- PROBLEM TO SOLVE -
Reproduce every record below exactly as it appears.

[Stored dataset items]
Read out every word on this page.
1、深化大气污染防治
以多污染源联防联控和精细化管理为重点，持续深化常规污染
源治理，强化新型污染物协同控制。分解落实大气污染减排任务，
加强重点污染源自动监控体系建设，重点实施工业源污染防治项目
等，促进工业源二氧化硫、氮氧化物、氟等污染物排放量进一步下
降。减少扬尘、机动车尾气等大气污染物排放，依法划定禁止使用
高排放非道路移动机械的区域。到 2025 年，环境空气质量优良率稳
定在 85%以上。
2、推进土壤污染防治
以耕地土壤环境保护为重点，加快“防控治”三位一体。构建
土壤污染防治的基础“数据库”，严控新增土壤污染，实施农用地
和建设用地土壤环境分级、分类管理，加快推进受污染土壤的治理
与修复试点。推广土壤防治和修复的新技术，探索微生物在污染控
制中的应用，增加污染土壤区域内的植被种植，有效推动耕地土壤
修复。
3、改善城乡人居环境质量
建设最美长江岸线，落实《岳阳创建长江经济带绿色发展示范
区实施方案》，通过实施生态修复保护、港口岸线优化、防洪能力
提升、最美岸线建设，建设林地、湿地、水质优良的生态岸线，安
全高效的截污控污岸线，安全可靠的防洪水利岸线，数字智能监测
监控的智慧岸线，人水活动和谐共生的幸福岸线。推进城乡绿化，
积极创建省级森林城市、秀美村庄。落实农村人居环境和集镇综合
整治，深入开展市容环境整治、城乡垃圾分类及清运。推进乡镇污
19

- COMPLETED TASK -
Read out every word on this page.
1、深化大气污染防治
以多污染源联防联控和精细化管理为重点，持续深化常规污染
源治理，强化新型污染物协同控制。分解落实大气污染减排任务，
加强重点污染源自动监控体系建设，重点实施工业源污染防治项目
等，促进工业源二氧化硫、氮氧化物、氟等污染物排放量进一步下
降。减少扬尘、机动车尾气等大气污染物排放，依法划定禁止使用
高排放非道路移动机械的区域。到 2025 年，环境空气质量优良率稳
定在 85%以上。
2、推进土壤污染防治
以耕地土壤环境保护为重点，加快“防控治”三位一体。构建
土壤污染防治的基础“数据库”，严控新增土壤污染，实施农用地
和建设用地土壤环境分级、分类管理，加快推进受污染土壤的治理
与修复试点。推广土壤防治和修复的新技术，探索微生物在污染控
制中的应用，增加污染土壤区域内的植被种植，有效推动耕地土壤
修复。
3、改善城乡人居环境质量
建设最美长江岸线，落实《岳阳创建长江经济带绿色发展示范
区实施方案》，通过实施生态修复保护、港口岸线优化、防洪能力
提升、最美岸线建设，建设林地、湿地、水质优良的生态岸线，安
全高效的截污控污岸线，安全可靠的防洪水利岸线，数字智能监测
监控的智慧岸线，人水活动和谐共生的幸福岸线。推进城乡绿化，
积极创建省级森林城市、秀美村庄。落实农村人居环境和集镇综合
整治，深入开展市容环境整治、城乡垃圾分类及清运。推进乡镇污
19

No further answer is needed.